## Start Material supplied
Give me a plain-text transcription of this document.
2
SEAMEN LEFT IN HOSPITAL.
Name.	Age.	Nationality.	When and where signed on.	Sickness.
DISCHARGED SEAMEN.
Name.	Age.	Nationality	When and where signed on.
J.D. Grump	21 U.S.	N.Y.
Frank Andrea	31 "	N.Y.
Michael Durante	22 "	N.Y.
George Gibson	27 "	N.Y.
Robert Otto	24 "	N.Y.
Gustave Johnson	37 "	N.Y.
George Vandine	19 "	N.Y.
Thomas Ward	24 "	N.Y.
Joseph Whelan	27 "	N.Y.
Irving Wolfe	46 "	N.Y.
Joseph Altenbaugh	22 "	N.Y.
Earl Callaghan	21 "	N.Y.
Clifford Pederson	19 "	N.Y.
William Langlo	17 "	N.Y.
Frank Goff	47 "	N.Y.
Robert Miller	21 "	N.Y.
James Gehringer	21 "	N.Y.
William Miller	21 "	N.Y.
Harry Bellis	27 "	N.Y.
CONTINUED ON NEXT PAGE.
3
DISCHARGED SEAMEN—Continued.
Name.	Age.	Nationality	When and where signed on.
## End Material supplied
## Start Material supplied
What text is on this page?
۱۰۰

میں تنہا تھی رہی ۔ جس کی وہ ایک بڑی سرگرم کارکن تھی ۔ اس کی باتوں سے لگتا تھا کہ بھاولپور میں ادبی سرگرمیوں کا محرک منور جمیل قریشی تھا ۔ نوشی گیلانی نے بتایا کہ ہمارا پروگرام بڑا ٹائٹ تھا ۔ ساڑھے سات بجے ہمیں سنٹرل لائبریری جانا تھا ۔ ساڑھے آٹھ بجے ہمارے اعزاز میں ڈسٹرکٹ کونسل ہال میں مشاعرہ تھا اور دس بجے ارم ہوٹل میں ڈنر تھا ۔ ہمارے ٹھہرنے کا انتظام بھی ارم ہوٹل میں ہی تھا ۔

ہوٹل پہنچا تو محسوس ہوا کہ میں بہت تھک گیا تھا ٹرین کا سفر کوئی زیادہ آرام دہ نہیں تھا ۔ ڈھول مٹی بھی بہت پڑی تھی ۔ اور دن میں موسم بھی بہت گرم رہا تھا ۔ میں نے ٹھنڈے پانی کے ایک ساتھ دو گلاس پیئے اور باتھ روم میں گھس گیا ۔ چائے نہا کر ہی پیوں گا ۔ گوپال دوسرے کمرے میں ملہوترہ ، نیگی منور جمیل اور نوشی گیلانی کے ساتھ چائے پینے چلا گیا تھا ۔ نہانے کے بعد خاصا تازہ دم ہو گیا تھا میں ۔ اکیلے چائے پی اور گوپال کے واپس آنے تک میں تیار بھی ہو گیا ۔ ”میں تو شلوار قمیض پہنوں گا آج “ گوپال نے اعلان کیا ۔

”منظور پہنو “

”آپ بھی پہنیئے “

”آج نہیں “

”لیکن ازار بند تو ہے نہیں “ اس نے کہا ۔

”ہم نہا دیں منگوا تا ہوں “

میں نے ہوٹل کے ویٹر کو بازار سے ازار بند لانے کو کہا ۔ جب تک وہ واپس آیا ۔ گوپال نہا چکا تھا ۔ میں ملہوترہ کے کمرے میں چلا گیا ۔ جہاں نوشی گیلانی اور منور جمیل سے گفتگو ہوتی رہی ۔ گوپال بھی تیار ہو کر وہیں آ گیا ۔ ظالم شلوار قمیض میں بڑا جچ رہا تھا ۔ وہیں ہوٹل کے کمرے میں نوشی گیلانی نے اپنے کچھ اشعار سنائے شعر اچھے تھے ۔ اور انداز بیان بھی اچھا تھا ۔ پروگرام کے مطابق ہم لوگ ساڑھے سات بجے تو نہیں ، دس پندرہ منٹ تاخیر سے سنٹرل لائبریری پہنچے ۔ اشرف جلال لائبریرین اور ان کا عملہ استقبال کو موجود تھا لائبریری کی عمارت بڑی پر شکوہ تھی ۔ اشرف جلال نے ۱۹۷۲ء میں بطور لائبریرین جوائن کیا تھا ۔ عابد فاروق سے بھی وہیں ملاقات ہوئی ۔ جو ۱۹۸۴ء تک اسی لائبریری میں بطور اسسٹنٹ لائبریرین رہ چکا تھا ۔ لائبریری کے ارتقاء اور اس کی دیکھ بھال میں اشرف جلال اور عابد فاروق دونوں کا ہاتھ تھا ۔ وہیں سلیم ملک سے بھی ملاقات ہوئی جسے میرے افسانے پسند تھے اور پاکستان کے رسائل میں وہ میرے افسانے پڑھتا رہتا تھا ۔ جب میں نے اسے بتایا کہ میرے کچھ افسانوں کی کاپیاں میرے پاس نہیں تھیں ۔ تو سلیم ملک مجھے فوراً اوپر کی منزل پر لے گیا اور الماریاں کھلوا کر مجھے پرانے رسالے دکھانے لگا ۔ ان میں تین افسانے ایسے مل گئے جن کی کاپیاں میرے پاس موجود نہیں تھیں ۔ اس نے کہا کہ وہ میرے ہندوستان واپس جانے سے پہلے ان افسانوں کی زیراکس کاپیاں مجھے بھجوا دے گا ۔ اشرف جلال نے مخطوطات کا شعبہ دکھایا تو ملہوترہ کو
## End Material supplied
## Start Material supplied
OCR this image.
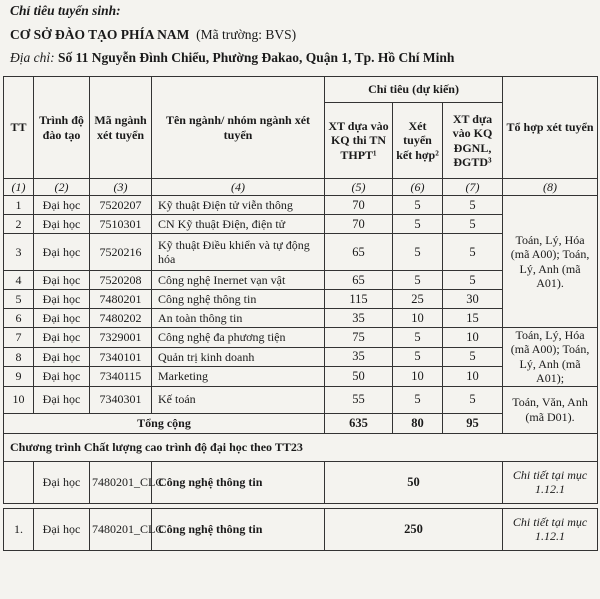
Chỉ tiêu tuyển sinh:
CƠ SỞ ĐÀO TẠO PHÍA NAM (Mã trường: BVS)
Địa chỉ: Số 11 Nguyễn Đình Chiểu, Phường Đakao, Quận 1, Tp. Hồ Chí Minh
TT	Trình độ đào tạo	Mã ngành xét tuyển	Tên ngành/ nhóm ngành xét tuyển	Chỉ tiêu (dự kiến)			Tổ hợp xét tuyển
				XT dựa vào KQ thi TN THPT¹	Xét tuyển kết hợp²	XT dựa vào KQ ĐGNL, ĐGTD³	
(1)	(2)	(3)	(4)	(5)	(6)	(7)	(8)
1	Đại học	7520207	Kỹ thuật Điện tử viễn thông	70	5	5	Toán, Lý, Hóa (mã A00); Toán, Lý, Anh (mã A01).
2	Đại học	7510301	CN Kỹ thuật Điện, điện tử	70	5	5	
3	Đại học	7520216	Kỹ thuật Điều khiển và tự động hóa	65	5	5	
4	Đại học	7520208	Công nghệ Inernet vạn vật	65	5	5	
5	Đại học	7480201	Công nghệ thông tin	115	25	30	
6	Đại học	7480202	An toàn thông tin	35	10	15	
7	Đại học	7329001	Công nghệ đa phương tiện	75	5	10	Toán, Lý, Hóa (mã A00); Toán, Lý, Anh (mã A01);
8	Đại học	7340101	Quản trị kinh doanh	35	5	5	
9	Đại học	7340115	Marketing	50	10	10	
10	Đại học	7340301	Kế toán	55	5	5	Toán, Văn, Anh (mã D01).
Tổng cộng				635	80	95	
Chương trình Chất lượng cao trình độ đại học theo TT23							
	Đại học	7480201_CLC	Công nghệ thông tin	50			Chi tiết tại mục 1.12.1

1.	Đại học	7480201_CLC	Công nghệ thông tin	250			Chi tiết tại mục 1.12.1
## End Material supplied
Pick out and copy the lines of the material that include the word "Điện".

1	Đại học	7520207	Kỹ thuật Điện tử viễn thông	70	5	5	Toán, Lý, Hóa (mã A00); Toán, Lý, Anh (mã A01).
2	Đại học	7510301	CN Kỹ thuật Điện, điện tử	70	5	5	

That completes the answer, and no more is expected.